* Directions *
Go through the records underneath and write each one out again exactly.

* Records supplied *
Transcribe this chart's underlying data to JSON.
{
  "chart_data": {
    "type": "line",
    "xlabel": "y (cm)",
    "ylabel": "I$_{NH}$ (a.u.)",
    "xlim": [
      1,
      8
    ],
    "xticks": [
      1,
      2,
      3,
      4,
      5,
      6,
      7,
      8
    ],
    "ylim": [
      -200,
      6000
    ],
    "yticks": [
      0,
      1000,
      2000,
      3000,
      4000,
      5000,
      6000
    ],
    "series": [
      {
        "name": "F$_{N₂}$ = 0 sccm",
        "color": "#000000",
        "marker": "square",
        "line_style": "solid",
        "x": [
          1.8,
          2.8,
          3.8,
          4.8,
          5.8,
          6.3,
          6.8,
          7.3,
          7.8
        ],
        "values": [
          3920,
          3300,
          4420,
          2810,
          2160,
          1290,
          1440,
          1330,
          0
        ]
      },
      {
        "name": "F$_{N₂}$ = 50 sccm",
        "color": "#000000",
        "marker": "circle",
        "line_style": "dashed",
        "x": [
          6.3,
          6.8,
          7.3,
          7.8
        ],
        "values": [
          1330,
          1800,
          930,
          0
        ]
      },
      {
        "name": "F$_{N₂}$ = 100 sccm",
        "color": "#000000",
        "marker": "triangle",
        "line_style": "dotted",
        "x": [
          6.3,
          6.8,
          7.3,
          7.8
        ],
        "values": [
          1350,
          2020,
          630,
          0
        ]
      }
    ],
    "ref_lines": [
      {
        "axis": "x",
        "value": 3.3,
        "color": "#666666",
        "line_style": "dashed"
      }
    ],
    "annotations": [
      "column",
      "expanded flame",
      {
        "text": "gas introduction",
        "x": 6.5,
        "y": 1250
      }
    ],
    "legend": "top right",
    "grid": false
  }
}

* Correct answer *
Transcribe this chart's underlying data to JSON.
{
  "chart_data": {
    "type": "line",
    "xlabel": "y (cm)",
    "ylabel": "I$_{NH}$ (a.u.)",
    "xlim": [
      1,
      8
    ],
    "xticks": [
      1,
      2,
      3,
      4,
      5,
      6,
      7,
      8
    ],
    "ylim": [
      -200,
      6000
    ],
    "yticks": [
      0,
      1000,
      2000,
      3000,
      4000,
      5000,
      6000
    ],
    "series": [
      {
        "name": "F$_{N₂}$ = 0 sccm",
        "color": "#000000",
        "marker": "square",
        "line_style": "solid",
        "x": [
          1.8,
          2.8,
          3.8,
          4.8,
          5.8,
          6.3,
          6.8,
          7.3,
          7.8
        ],
        "values": [
          3920,
          3300,
          4420,
          2810,
          2160,
          1290,
          1440,
          1330,
          0
        ]
      },
      {
        "name": "F$_{N₂}$ = 50 sccm",
        "color": "#000000",
        "marker": "circle",
        "line_style": "dashed",
        "x": [
          6.3,
          6.8,
          7.3,
          7.8
        ],
        "values": [
          1330,
          1800,
          930,
          0
        ]
      },
      {
        "name": "F$_{N₂}$ = 100 sccm",
        "color": "#000000",
        "marker": "triangle",
        "line_style": "dotted",
        "x": [
          6.3,
          6.8,
          7.3,
          7.8
        ],
        "values": [
          1350,
          2020,
          630,
          0
        ]
      }
    ],
    "ref_lines": [
      {
        "axis": "x",
        "value": 3.3,
        "color": "#666666",
        "line_style": "dashed"
      }
    ],
    "annotations": [
      "column",
      "expanded flame",
      {
        "text": "gas introduction",
        "x": 6.5,
        "y": 1250
      }
    ],
    "legend": "top right",
    "grid": false
  }
}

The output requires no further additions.